* [What you are asked to do] State how many lines of the data contain the word "Constitution", and write nothing besides the number.

== Data for the task ==

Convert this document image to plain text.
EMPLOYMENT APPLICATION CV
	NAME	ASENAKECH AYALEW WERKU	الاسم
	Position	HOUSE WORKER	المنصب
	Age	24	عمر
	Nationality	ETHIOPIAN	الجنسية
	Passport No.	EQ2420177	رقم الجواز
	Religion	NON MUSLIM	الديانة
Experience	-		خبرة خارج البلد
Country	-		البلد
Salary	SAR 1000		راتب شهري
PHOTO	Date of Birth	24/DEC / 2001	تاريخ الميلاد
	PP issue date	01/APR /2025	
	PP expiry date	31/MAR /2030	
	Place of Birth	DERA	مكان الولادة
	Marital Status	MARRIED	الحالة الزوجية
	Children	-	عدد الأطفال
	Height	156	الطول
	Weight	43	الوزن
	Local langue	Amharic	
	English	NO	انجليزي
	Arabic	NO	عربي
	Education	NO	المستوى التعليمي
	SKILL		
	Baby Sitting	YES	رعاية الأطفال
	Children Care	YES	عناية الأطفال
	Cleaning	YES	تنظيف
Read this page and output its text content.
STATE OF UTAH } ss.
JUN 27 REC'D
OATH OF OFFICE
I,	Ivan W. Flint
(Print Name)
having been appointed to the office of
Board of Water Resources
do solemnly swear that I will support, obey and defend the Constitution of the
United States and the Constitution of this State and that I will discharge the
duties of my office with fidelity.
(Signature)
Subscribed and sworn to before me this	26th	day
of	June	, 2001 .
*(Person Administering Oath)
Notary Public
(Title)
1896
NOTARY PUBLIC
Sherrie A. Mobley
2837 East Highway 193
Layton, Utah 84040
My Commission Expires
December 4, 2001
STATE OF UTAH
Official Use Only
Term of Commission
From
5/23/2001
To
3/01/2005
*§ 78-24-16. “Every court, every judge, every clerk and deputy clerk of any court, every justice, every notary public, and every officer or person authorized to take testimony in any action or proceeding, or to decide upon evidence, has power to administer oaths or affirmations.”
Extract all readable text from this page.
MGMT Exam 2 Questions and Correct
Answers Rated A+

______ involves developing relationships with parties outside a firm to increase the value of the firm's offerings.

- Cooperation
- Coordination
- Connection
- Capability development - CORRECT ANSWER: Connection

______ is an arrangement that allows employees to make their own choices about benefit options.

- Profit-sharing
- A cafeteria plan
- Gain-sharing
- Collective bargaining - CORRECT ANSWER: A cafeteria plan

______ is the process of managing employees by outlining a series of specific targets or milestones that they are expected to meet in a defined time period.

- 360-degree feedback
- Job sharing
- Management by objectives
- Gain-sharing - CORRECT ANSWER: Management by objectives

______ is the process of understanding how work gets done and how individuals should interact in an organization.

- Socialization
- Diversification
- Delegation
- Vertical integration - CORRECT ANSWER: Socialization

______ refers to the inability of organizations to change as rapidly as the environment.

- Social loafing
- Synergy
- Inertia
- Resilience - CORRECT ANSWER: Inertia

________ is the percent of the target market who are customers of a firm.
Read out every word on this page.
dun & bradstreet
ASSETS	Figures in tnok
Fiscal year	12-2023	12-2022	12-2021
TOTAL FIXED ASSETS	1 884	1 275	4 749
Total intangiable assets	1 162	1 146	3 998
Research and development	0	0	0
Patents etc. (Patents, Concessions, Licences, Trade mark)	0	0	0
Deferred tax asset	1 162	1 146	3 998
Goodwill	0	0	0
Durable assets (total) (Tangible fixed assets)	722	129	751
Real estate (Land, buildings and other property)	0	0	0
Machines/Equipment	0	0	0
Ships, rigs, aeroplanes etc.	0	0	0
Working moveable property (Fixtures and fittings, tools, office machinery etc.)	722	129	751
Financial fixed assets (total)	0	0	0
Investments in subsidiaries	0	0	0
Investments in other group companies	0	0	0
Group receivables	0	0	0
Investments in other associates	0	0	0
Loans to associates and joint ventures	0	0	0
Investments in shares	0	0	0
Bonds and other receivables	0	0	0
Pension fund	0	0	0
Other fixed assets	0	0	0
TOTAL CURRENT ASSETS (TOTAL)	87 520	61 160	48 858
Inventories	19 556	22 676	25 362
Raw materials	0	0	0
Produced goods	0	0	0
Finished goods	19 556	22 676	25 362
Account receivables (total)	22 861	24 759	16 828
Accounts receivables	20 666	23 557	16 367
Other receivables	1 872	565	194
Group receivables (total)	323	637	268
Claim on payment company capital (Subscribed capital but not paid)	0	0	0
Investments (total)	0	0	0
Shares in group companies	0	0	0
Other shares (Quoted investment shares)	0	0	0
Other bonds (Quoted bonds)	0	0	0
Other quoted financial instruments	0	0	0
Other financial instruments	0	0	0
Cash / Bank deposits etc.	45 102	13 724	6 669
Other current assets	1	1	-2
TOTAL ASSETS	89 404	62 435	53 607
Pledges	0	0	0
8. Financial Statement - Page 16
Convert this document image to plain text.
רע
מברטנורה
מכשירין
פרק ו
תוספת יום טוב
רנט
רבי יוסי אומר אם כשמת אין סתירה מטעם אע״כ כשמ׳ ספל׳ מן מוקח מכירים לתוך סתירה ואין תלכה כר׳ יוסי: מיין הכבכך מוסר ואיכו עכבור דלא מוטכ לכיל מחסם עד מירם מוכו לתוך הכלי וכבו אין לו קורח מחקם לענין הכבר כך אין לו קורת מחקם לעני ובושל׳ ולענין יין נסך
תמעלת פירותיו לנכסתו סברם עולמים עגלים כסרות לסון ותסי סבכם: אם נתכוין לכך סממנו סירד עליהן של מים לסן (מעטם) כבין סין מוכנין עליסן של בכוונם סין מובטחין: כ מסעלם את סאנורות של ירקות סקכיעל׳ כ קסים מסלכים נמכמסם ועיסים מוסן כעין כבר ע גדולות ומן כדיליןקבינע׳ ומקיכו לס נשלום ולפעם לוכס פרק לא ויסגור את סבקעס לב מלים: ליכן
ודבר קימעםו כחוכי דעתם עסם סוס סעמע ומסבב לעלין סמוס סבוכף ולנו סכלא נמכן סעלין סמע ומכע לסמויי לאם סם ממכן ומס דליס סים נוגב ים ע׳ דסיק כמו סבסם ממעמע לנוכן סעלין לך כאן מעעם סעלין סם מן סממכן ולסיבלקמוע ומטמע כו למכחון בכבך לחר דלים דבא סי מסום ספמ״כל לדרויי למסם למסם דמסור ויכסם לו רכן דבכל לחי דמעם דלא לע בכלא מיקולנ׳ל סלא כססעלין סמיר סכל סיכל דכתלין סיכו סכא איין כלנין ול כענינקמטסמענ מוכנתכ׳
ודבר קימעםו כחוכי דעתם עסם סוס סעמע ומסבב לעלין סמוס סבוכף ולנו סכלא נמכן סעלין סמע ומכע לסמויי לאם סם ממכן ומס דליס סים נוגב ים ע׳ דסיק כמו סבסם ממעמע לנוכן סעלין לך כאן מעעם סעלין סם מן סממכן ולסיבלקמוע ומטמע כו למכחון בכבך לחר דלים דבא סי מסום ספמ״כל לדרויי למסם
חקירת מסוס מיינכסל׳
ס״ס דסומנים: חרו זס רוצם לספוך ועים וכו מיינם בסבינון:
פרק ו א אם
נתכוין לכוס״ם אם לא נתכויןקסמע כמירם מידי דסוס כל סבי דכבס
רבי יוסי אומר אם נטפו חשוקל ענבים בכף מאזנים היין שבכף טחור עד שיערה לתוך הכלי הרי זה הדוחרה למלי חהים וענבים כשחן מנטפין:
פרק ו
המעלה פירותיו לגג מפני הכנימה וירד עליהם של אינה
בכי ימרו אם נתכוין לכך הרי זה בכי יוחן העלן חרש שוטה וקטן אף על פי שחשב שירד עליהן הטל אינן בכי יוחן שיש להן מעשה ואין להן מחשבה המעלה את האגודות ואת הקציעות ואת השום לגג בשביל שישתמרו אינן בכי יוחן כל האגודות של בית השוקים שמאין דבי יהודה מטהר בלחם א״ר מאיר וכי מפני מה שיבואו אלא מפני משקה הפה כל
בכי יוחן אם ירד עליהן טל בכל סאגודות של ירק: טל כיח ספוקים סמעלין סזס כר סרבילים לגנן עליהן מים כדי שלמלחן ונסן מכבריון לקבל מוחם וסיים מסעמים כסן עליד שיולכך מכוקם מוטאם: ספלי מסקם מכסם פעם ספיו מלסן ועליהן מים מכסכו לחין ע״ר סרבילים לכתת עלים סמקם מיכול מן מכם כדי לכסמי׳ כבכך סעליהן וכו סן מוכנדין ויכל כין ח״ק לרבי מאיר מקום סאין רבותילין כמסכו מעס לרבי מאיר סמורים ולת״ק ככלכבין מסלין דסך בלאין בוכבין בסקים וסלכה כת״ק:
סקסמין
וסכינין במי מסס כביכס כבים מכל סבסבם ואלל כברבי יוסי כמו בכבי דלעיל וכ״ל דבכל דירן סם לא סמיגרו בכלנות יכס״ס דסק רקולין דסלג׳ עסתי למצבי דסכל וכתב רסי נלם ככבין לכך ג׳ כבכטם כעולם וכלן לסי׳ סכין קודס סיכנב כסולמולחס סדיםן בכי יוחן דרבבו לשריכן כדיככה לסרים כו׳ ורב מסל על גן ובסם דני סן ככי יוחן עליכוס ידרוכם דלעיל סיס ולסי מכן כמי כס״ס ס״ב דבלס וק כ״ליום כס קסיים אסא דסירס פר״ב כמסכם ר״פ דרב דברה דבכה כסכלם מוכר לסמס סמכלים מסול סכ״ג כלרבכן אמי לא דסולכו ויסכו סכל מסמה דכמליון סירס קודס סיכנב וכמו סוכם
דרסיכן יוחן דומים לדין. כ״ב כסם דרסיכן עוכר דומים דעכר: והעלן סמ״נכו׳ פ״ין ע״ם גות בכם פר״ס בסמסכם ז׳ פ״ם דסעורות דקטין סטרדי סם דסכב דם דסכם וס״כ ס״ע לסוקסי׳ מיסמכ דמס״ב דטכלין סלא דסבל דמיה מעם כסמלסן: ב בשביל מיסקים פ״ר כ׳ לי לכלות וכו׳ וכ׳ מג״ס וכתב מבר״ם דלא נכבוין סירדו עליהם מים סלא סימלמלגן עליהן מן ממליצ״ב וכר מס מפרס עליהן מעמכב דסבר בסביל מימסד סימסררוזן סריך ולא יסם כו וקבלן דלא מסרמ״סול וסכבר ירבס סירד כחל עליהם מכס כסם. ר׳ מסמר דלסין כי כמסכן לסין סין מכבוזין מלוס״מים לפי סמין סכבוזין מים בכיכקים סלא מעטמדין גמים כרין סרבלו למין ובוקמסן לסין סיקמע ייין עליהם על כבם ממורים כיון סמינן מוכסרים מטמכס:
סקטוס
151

===

* [Output of the exercise] 2